* Your instructions *
Beneath this task is a listing; retype all of it exactly.
— start Dataset extract —
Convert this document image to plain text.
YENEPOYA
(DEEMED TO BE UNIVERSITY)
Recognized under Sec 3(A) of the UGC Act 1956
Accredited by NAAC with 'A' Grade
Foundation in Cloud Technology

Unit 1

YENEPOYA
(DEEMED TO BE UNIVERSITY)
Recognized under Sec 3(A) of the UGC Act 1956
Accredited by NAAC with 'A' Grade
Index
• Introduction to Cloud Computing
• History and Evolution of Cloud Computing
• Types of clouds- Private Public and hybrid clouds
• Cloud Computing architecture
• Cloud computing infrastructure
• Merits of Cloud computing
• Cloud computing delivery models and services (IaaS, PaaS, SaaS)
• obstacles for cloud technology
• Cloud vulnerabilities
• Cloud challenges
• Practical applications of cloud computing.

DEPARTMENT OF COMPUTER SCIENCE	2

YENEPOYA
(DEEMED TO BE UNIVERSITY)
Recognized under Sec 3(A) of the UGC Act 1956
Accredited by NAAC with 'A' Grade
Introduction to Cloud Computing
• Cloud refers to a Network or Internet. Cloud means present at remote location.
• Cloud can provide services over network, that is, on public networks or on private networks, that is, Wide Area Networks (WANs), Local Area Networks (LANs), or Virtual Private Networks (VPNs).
— end Dataset extract —
* Response to the task *
Convert this document image to plain text.
YENEPOYA
(DEEMED TO BE UNIVERSITY)
Recognized under Sec 3(A) of the UGC Act 1956
Accredited by NAAC with 'A' Grade
Foundation in Cloud Technology

Unit 1

YENEPOYA
(DEEMED TO BE UNIVERSITY)
Recognized under Sec 3(A) of the UGC Act 1956
Accredited by NAAC with 'A' Grade
Index
• Introduction to Cloud Computing
• History and Evolution of Cloud Computing
• Types of clouds- Private Public and hybrid clouds
• Cloud Computing architecture
• Cloud computing infrastructure
• Merits of Cloud computing
• Cloud computing delivery models and services (IaaS, PaaS, SaaS)
• obstacles for cloud technology
• Cloud vulnerabilities
• Cloud challenges
• Practical applications of cloud computing.

DEPARTMENT OF COMPUTER SCIENCE	2

YENEPOYA
(DEEMED TO BE UNIVERSITY)
Recognized under Sec 3(A) of the UGC Act 1956
Accredited by NAAC with 'A' Grade
Introduction to Cloud Computing
• Cloud refers to a Network or Internet. Cloud means present at remote location.
• Cloud can provide services over network, that is, on public networks or on private networks, that is, Wide Area Networks (WANs), Local Area Networks (LANs), or Virtual Private Networks (VPNs).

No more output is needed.